THE EXERCISE -
Below are entries; tally how many lines hold the string "name" and answer with only that figure.

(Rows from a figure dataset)
## start
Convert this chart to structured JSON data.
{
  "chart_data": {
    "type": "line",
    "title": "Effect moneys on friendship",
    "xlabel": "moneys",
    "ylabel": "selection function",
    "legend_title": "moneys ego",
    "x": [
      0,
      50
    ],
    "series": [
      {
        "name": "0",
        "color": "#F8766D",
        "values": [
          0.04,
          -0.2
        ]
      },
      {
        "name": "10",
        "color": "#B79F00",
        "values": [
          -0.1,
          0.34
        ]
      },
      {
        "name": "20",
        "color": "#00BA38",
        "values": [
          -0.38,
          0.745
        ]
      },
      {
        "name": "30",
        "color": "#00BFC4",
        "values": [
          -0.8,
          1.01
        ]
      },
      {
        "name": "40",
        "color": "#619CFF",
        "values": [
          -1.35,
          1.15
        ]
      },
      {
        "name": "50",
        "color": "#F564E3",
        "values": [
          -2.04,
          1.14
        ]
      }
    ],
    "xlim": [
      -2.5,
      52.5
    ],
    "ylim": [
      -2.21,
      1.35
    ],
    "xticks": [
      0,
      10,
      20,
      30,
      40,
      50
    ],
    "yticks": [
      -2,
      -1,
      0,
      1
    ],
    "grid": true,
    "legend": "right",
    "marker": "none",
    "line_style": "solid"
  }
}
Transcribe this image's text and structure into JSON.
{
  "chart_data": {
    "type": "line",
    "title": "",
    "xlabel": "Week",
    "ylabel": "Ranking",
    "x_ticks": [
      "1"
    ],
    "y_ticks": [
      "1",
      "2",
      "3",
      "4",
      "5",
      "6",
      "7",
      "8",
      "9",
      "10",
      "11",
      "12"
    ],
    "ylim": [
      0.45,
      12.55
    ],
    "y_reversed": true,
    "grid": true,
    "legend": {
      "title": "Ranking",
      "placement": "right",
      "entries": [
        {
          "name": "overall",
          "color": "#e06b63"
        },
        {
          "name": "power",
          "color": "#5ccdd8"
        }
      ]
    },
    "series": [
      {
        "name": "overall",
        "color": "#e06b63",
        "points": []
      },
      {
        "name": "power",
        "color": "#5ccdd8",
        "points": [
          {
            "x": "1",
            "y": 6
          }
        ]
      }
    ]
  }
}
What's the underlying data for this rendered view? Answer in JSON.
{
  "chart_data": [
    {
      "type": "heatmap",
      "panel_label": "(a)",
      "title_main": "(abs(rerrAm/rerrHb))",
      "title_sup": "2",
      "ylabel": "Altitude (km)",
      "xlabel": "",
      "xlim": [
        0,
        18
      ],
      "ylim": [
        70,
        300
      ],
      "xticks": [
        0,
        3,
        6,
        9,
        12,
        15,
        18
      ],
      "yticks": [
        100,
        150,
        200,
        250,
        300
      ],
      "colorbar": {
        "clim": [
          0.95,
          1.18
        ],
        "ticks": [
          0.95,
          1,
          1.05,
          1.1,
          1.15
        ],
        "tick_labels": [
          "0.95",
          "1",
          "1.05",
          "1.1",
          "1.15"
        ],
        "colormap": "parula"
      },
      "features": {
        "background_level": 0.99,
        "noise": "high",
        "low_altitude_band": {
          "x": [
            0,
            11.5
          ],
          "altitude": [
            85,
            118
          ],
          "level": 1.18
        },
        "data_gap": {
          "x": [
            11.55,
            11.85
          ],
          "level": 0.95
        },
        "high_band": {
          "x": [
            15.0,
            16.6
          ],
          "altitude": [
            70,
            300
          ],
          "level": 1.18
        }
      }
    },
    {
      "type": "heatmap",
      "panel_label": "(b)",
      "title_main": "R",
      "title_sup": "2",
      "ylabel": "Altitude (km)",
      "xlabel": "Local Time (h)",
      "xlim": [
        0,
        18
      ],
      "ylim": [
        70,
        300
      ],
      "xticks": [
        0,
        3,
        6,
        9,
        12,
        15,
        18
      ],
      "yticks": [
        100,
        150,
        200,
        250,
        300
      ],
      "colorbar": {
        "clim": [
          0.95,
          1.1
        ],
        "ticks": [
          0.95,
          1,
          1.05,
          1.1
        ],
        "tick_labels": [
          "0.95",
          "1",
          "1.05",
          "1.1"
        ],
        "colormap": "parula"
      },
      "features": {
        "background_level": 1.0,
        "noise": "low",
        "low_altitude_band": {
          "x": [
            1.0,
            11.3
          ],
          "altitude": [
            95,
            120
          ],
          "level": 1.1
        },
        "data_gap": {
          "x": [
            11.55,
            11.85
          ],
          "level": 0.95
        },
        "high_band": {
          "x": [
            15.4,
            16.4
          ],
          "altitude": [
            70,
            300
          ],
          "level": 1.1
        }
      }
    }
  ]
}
## end
IN RESPONSE -
10